§ Exercise task
Your task is to filter the data below down to the lines holding "label".

** START Extracted records **

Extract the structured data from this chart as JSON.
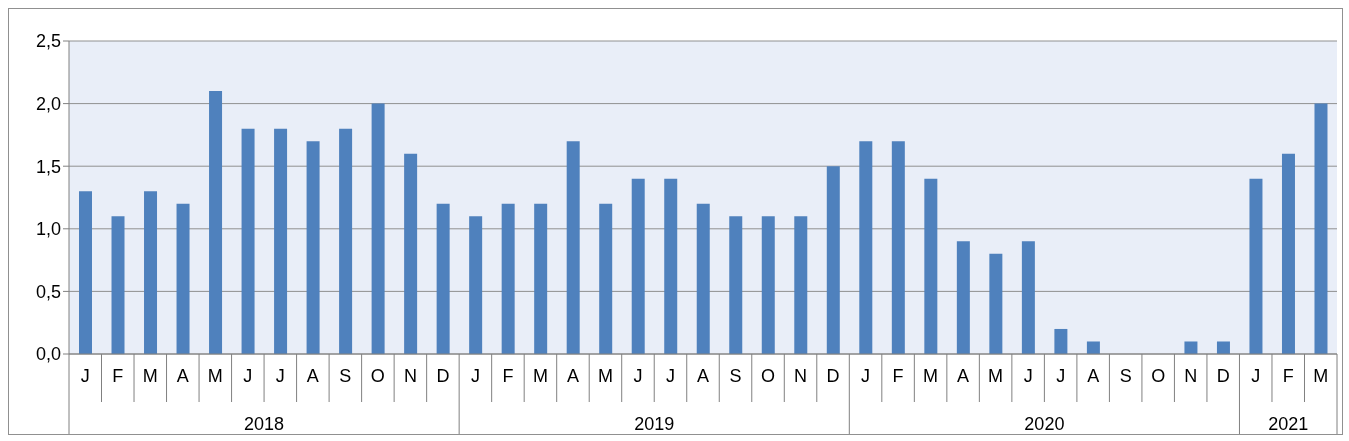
{
  "chart_data": {
    "type": "bar",
    "categories": [
      "J",
      "F",
      "M",
      "A",
      "M",
      "J",
      "J",
      "A",
      "S",
      "O",
      "N",
      "D",
      "J",
      "F",
      "M",
      "A",
      "M",
      "J",
      "J",
      "A",
      "S",
      "O",
      "N",
      "D",
      "J",
      "F",
      "M",
      "A",
      "M",
      "J",
      "J",
      "A",
      "S",
      "O",
      "N",
      "D",
      "J",
      "F",
      "M"
    ],
    "values": [
      1.3,
      1.1,
      1.3,
      1.2,
      2.1,
      1.8,
      1.8,
      1.7,
      1.8,
      2.0,
      1.6,
      1.2,
      1.1,
      1.2,
      1.2,
      1.7,
      1.2,
      1.4,
      1.4,
      1.2,
      1.1,
      1.1,
      1.1,
      1.5,
      1.7,
      1.7,
      1.4,
      0.9,
      0.8,
      0.9,
      0.2,
      0.1,
      0,
      0,
      0.1,
      0.1,
      1.4,
      1.6,
      2.0
    ],
    "color": "#4f81bd",
    "ylim": [
      0,
      2.5
    ],
    "yticks": [
      {
        "value": 0,
        "label": "0,0"
      },
      {
        "value": 0.5,
        "label": "0,5"
      },
      {
        "value": 1,
        "label": "1,0"
      },
      {
        "value": 1.5,
        "label": "1,5"
      },
      {
        "value": 2,
        "label": "2,0"
      },
      {
        "value": 2.5,
        "label": "2,5"
      }
    ],
    "grid": "y",
    "legend": false,
    "annotations": [
      "2018",
      "2019",
      "2020",
      "2021"
    ]
  }
}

** END Extracted records **

§ Finished exercise
        "label": "0,0"
        "label": "0,5"
        "label": "1,0"
        "label": "1,5"
        "label": "2,0"
        "label": "2,5"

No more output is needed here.